_EXERCISE REQUIREMENTS:_
Give the entries that start at the beginning of the records and end with the line containing "bar-15-19 (169, 145, 409, 194)" as a JSON list of strings, one string for each line, with blank lines omitted.

_Entries from a dataset:_
########################################

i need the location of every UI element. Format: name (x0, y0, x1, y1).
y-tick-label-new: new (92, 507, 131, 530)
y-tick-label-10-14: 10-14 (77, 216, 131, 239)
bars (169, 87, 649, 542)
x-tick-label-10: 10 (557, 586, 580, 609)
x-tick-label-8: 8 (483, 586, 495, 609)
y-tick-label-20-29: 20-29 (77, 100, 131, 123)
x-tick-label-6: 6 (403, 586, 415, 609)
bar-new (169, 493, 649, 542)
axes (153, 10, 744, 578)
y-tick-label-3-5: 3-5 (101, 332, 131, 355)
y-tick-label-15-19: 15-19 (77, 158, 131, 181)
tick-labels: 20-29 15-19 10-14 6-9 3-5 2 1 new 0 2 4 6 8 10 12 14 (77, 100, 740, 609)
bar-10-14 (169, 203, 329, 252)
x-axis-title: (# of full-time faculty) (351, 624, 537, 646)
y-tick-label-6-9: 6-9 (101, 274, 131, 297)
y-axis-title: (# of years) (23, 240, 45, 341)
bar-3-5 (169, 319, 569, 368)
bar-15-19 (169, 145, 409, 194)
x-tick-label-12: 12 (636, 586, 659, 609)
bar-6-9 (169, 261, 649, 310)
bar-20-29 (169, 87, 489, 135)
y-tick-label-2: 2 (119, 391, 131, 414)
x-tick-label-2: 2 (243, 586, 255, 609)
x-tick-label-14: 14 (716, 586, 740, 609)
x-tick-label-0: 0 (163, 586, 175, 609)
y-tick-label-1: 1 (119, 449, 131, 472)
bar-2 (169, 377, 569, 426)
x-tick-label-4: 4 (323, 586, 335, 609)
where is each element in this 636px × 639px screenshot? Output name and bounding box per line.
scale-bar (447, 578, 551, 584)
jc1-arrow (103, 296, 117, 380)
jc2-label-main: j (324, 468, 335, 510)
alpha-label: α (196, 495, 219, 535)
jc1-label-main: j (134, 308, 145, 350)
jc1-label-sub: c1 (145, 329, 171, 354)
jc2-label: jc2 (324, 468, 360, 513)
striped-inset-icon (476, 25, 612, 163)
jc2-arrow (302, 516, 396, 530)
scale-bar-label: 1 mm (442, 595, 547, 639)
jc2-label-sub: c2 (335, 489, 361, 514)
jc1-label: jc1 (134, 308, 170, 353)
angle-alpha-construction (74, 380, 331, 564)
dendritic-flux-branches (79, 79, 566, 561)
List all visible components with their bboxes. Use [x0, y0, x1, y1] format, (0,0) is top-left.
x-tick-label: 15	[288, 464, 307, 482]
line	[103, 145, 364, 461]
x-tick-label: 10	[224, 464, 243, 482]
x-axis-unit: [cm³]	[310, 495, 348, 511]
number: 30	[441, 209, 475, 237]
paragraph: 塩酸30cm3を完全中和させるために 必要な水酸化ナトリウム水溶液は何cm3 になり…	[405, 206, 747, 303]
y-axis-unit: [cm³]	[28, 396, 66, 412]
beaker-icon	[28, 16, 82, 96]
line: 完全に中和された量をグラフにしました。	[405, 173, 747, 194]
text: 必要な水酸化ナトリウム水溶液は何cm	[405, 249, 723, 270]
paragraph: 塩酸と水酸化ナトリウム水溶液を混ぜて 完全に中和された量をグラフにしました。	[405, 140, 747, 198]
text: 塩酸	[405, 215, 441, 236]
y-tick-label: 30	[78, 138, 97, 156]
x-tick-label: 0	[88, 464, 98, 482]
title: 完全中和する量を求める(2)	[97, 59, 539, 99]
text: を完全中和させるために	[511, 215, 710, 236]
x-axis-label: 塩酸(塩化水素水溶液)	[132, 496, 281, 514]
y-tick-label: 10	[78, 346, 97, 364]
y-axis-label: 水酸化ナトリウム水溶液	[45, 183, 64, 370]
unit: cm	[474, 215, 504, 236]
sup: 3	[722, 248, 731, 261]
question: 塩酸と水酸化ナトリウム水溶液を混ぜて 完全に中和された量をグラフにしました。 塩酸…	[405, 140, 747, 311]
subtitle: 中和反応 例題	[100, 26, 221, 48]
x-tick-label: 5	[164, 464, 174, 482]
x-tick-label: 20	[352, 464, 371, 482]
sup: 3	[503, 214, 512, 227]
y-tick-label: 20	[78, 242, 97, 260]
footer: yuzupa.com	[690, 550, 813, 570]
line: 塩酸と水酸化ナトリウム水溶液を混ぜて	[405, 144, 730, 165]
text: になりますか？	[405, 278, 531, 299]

########################################

_RESPONSE FOR THIS EXERCISE:_
[
  "i need the location of every UI element. Format: name (x0, y0, x1, y1).",
  "y-tick-label-new: new (92, 507, 131, 530)",
  "y-tick-label-10-14: 10-14 (77, 216, 131, 239)",
  "bars (169, 87, 649, 542)",
  "x-tick-label-10: 10 (557, 586, 580, 609)",
  "x-tick-label-8: 8 (483, 586, 495, 609)",
  "y-tick-label-20-29: 20-29 (77, 100, 131, 123)",
  "x-tick-label-6: 6 (403, 586, 415, 609)",
  "bar-new (169, 493, 649, 542)",
  "axes (153, 10, 744, 578)",
  "y-tick-label-3-5: 3-5 (101, 332, 131, 355)",
  "y-tick-label-15-19: 15-19 (77, 158, 131, 181)",
  "tick-labels: 20-29 15-19 10-14 6-9 3-5 2 1 new 0 2 4 6 8 10 12 14 (77, 100, 740, 609)",
  "bar-10-14 (169, 203, 329, 252)",
  "x-axis-title: (# of full-time faculty) (351, 624, 537, 646)",
  "y-tick-label-6-9: 6-9 (101, 274, 131, 297)",
  "y-axis-title: (# of years) (23, 240, 45, 341)",
  "bar-3-5 (169, 319, 569, 368)",
  "bar-15-19 (169, 145, 409, 194)"
]